▶ **課題の指示**
国家による物理の力を扱った提示文の、「国がもつ物理の力を行使することの作用と反作用―情報の拡散」から「文明的であると言えるだろう。」までの部分を、「デモ隊」を「抗議の集団」に言い換えたうえで書き出してください。

── 提示文

国がもつ物理の力を行使することの作用と反作用―情報の拡散

 デモ隊と警察がぶつかり合う。警察というのは国家装置である。国による物理の力だ。このさいの警察とは、国家警察をさす。これは政治警察や秘密警察や警備公安警察と言われ、(国民ではなく)国家の権力に奉仕するものである。

 何かの抗議などの活動をしているデモ隊が、警察とぶつかり合いになって、警察によって排除される。それで排除されるさいに、暴力が振るわれたり、暴力的に逮捕されたりすることがおきる。

 国の政治の権力というのは、平時には物理の力をじかには用いずに、それ以外の手による支配を行なう。その支配のための道具となるのが、大手の報道機関や学校などの、国家のイデオロギー装置だ。

 国家のイデオロギー装置による支配に限界がおきて、国家が物理の力による支配を行なう。そこで暴力が振るわれる形で反対勢力が排除されるありさまが、情報として記録されて、拡散される。そこで行なわれていることは、非文明的な野蛮なことであるとしても、それが情報として記録されて拡散されることは、文明的であると言えるだろう。

────
── データ記録

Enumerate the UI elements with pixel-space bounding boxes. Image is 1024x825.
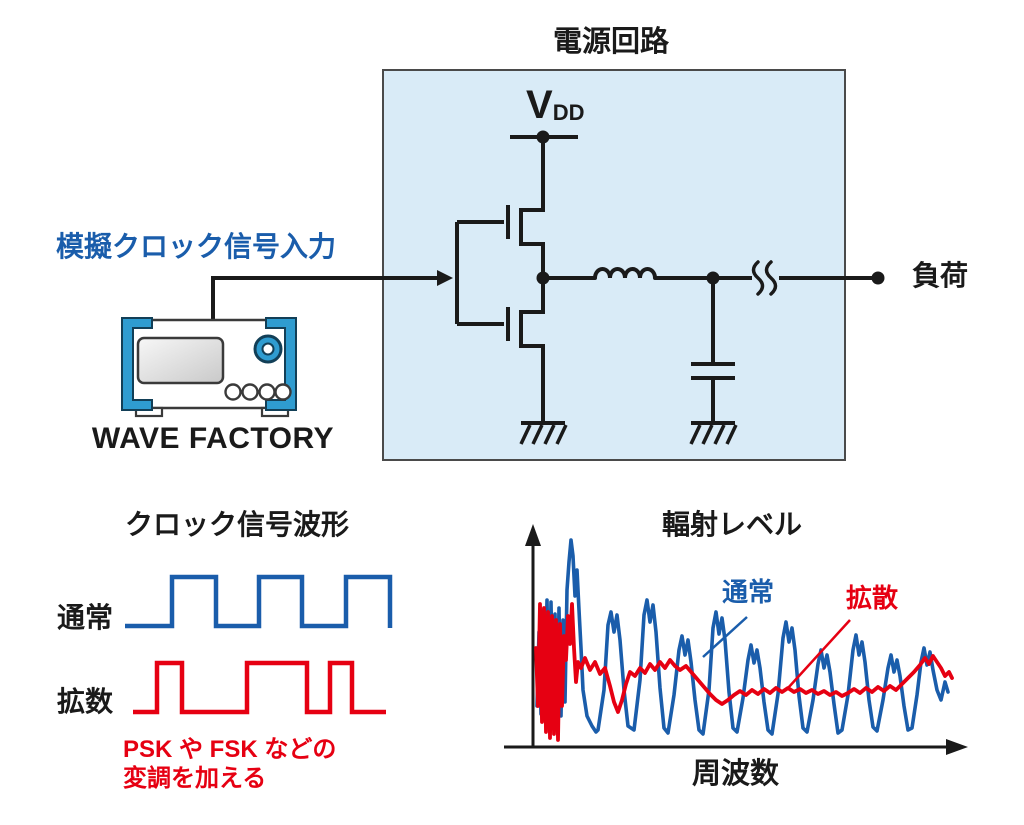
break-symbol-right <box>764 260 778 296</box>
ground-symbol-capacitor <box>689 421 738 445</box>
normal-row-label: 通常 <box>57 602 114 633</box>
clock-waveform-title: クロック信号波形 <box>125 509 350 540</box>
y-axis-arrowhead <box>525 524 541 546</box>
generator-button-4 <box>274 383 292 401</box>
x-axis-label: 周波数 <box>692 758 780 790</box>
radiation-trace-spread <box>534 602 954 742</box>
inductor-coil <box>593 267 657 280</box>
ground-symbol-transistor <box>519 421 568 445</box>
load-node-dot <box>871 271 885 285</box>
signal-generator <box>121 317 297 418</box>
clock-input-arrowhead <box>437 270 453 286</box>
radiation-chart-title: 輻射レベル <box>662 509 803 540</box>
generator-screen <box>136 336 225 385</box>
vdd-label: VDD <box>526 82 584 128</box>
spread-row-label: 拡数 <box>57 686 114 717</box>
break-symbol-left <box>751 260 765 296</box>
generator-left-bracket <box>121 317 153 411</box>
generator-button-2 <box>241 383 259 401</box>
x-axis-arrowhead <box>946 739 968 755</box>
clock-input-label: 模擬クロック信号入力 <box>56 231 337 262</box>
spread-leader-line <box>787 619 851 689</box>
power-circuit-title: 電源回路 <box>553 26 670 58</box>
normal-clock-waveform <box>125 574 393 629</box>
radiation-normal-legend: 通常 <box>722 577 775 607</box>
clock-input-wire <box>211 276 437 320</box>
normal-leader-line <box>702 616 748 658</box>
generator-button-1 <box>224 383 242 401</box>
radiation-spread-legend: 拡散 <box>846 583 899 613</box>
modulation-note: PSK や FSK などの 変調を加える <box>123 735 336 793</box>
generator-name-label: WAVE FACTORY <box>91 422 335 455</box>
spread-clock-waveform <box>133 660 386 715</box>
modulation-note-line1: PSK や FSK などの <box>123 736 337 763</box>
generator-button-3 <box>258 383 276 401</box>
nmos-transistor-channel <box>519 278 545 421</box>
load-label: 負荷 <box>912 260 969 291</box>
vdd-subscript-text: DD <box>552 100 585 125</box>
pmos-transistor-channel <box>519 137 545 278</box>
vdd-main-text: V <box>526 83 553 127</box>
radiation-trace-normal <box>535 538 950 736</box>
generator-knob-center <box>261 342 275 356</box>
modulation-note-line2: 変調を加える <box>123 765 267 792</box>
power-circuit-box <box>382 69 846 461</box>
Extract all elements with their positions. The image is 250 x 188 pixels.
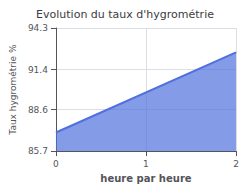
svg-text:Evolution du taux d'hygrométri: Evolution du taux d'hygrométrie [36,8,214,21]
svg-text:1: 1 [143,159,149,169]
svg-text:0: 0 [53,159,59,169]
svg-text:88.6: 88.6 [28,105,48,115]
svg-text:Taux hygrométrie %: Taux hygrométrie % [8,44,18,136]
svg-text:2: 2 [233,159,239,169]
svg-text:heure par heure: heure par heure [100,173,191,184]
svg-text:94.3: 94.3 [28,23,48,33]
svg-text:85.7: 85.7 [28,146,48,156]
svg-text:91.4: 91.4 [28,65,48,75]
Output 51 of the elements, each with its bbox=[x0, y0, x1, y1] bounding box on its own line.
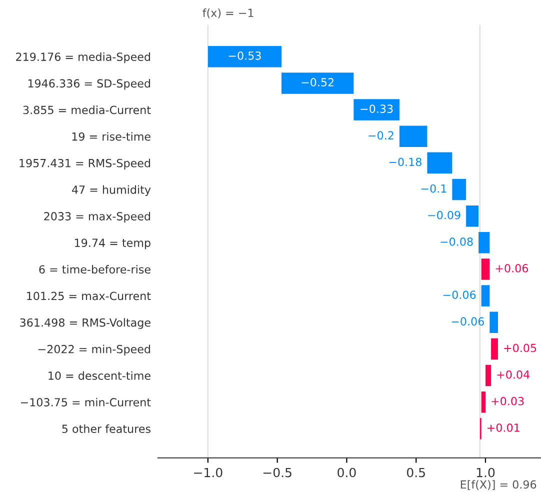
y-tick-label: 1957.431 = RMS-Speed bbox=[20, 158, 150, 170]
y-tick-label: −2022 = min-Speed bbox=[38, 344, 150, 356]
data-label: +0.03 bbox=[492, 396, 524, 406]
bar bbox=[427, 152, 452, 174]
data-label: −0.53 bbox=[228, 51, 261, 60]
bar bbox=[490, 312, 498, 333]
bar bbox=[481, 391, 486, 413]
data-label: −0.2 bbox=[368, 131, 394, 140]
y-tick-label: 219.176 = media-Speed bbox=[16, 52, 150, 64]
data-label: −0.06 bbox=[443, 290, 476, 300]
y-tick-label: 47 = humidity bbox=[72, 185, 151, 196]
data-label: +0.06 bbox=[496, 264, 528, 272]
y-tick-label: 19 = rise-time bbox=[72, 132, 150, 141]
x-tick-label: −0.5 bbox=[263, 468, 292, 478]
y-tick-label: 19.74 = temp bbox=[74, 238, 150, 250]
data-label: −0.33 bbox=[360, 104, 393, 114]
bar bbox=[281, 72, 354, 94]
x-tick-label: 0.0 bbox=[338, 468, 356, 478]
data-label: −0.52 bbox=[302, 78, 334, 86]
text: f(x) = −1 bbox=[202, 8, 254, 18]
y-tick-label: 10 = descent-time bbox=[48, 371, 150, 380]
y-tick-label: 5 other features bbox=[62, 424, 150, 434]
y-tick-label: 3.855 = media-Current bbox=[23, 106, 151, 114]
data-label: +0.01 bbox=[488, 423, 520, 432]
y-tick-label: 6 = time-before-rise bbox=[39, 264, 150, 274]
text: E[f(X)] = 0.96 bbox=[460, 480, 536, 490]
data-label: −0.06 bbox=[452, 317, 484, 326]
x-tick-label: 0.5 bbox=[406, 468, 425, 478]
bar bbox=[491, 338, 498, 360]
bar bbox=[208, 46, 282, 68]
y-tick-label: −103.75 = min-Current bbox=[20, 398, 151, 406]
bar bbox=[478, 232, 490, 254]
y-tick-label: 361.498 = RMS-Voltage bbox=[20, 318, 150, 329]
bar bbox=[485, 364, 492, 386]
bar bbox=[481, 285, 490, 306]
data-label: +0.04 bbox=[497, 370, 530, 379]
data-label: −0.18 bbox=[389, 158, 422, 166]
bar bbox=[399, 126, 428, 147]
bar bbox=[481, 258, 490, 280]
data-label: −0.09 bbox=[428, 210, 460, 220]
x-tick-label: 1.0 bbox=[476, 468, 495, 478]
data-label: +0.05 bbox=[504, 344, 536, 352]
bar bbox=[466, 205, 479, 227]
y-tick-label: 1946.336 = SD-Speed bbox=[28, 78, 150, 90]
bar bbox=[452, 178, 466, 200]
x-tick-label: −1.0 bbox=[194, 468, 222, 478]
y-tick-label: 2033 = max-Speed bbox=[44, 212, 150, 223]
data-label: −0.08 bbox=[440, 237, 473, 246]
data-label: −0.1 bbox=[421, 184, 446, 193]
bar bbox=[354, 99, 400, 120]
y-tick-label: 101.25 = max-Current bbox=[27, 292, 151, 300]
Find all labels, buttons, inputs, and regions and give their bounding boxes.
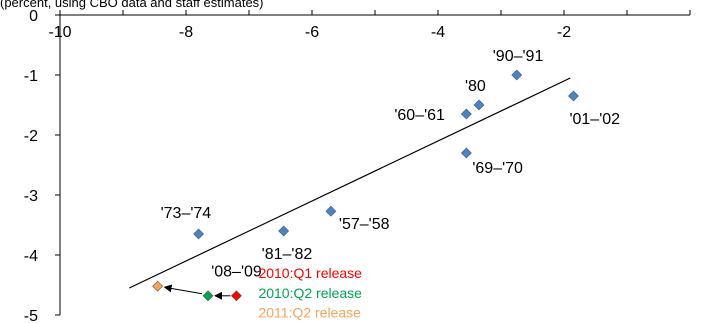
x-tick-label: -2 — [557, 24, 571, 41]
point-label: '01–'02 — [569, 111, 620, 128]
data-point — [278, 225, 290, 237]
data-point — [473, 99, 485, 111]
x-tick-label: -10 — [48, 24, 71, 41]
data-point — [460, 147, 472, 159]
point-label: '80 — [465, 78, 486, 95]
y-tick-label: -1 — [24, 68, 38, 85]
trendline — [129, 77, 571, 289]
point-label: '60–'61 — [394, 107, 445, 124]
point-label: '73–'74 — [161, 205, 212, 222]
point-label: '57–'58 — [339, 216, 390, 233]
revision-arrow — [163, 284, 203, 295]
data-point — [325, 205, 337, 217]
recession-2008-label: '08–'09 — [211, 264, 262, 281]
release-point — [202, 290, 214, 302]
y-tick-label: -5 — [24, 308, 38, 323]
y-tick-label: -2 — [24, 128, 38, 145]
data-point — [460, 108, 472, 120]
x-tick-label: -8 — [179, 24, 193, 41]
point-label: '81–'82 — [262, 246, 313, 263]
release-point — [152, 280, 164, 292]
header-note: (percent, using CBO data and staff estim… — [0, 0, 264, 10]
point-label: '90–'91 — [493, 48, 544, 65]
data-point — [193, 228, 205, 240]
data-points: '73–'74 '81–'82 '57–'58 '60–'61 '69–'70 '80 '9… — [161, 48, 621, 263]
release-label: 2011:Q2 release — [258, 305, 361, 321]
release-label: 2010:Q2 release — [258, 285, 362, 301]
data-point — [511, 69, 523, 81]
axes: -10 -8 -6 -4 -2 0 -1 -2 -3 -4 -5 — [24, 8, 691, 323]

────

▶ **正解**
国がもつ物理の力を行使することの作用と反作用―情報の拡散

 抗議の集団と警察がぶつかり合う。警察というのは国家装置である。国による物理の力だ。このさいの警察とは、国家警察をさす。これは政治警察や秘密警察や警備公安警察と言われ、(国民ではなく)国家の権力に奉仕するものである。

 何かの抗議などの活動をしている抗議の集団が、警察とぶつかり合いになって、警察によって排除される。それで排除されるさいに、暴力が振るわれたり、暴力的に逮捕されたりすることがおきる。

 国の政治の権力というのは、平時には物理の力をじかには用いずに、それ以外の手による支配を行なう。その支配のための道具となるのが、大手の報道機関や学校などの、国家のイデオロギー装置だ。

 国家のイデオロギー装置による支配に限界がおきて、国家が物理の力による支配を行なう。そこで暴力が振るわれる形で反対勢力が排除されるありさまが、情報として記録されて、拡散される。そこで行なわれていることは、非文明的な野蛮なことであるとしても、それが情報として記録されて拡散されることは、文明的であると言えるだろう。